> _Task details_: Copy every line of the data that includes the string "this".

> _Rows_:
>>>>>
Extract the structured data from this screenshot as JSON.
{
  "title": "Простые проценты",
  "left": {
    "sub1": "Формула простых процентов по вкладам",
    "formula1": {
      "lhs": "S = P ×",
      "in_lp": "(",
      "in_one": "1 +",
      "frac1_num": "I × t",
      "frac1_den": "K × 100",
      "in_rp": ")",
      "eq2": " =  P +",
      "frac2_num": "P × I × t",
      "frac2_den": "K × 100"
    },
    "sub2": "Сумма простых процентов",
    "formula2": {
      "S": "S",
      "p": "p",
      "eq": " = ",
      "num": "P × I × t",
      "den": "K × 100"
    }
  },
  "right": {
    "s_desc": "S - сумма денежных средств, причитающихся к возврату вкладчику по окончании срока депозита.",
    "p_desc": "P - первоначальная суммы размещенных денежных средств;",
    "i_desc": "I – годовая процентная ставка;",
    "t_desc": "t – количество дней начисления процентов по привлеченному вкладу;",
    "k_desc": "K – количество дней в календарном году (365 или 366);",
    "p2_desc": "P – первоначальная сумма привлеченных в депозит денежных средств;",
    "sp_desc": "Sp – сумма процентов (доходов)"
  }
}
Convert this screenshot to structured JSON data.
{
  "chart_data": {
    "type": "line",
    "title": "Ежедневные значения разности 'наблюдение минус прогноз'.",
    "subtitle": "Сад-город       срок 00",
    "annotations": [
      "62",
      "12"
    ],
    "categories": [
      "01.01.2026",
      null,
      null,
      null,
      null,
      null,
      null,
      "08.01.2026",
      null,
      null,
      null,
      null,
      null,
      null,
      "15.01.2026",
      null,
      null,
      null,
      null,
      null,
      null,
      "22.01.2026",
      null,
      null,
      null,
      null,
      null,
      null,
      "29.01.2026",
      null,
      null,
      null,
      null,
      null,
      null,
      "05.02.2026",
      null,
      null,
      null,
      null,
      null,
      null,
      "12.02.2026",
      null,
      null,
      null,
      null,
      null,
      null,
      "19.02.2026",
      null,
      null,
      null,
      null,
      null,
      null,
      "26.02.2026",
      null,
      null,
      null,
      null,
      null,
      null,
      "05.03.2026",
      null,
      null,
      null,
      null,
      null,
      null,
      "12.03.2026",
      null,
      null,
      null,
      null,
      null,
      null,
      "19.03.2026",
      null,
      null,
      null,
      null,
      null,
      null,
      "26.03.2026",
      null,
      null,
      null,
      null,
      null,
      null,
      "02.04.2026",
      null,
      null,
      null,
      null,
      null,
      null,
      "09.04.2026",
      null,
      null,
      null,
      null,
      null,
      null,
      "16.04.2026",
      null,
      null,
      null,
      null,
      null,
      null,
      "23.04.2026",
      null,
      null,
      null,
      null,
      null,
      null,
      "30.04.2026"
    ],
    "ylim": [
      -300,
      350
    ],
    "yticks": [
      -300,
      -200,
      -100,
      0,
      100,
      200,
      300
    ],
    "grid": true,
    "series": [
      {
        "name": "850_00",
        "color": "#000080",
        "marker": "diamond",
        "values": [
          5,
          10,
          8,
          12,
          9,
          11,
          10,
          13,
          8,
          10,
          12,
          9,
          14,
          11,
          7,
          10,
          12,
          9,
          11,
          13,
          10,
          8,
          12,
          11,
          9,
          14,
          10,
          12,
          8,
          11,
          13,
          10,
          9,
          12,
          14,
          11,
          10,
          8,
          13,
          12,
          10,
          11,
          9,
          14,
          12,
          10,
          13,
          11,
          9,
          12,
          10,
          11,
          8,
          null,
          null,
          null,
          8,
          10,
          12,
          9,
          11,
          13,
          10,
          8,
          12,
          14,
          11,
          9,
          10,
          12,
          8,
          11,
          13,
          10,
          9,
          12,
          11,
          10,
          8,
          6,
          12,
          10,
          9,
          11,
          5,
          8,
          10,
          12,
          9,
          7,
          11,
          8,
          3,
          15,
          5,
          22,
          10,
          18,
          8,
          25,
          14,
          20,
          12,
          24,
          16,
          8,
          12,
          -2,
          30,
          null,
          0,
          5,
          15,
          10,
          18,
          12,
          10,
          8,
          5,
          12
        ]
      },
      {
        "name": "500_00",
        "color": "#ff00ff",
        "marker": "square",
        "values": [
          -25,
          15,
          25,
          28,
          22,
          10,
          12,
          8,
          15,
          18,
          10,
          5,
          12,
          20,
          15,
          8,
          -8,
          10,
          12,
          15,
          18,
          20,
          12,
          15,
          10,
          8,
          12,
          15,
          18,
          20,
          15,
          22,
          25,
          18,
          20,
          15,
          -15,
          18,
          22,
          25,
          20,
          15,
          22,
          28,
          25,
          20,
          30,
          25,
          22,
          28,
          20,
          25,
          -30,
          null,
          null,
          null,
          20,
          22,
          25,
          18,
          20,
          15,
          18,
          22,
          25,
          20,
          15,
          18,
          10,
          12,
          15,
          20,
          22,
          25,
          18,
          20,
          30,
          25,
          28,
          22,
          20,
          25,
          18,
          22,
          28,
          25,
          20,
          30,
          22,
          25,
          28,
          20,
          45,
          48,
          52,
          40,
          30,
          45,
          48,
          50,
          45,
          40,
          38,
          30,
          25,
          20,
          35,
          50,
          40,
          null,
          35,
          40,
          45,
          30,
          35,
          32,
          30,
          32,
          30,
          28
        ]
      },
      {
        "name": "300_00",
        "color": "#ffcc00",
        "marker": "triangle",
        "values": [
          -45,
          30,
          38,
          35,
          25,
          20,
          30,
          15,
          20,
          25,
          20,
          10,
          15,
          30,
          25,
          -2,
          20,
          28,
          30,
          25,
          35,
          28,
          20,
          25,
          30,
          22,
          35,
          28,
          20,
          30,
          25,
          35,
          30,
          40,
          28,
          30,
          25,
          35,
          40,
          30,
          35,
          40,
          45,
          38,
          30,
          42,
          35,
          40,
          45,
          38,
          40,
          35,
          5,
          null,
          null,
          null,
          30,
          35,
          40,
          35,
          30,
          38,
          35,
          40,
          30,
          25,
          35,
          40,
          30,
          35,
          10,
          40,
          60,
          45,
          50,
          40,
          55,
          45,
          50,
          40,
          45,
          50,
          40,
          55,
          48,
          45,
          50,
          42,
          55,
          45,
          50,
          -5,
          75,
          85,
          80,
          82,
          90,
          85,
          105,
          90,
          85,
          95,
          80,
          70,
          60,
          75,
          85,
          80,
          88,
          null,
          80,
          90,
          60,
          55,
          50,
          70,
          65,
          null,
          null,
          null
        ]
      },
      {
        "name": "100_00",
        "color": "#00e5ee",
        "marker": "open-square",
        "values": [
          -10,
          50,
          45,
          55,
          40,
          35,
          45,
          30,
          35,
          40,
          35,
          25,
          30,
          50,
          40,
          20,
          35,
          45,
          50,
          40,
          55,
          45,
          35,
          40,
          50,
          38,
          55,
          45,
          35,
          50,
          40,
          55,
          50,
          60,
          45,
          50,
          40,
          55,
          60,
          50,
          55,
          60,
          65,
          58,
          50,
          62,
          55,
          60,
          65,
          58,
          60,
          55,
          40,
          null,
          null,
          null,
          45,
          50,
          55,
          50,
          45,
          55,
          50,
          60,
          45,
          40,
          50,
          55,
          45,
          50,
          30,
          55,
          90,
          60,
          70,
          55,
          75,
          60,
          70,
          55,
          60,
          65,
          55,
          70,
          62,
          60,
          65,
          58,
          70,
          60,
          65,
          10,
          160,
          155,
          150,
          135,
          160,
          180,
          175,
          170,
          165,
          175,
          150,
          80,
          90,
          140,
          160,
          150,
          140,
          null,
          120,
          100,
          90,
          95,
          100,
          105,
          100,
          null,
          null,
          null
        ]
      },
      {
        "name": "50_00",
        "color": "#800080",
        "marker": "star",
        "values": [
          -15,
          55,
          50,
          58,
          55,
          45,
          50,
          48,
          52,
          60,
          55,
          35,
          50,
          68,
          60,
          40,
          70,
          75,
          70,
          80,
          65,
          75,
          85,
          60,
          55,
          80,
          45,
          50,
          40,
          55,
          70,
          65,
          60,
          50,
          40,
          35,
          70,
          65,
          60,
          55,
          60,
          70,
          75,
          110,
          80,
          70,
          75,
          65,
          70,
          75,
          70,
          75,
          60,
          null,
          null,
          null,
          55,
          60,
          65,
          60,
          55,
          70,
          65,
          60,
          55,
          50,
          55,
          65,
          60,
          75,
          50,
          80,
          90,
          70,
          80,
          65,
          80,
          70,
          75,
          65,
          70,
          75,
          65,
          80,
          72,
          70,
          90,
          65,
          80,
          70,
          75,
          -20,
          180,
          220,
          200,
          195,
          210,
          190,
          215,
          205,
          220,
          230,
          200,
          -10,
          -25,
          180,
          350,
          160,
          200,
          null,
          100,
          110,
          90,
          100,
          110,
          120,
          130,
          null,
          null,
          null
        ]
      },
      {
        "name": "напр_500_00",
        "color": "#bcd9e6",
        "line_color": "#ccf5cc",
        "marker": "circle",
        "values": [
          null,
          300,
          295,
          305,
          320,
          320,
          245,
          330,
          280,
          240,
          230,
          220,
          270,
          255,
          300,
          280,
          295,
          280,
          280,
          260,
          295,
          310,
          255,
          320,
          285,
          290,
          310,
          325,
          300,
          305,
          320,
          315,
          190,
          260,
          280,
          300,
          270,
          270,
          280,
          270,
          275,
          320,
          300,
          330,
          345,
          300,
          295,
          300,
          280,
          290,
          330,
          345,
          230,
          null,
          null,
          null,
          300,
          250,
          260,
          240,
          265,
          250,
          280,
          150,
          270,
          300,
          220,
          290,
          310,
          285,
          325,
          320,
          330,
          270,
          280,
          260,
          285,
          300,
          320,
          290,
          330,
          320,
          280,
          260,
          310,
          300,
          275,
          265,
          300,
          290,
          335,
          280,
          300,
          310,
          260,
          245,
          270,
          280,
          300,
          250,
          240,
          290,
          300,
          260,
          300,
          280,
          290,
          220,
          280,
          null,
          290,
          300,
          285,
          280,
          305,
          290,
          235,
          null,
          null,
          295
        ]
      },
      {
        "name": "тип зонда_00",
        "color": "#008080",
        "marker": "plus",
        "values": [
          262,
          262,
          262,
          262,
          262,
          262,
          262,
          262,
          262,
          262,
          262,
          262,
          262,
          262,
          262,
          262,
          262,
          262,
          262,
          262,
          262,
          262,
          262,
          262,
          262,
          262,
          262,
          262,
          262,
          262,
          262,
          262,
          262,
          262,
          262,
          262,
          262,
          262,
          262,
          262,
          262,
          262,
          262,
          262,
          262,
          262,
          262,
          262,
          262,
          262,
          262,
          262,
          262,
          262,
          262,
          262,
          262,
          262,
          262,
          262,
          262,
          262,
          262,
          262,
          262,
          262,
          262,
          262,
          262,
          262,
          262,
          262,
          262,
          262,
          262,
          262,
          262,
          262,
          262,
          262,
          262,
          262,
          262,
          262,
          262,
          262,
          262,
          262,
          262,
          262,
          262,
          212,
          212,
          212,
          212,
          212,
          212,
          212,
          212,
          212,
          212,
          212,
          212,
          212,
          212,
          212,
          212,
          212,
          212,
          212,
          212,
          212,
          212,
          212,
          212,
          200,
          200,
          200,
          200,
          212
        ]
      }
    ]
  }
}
<<<<<
> _Expected output_:
Extract the structured data from this screenshot as JSON.
Convert this screenshot to structured JSON data.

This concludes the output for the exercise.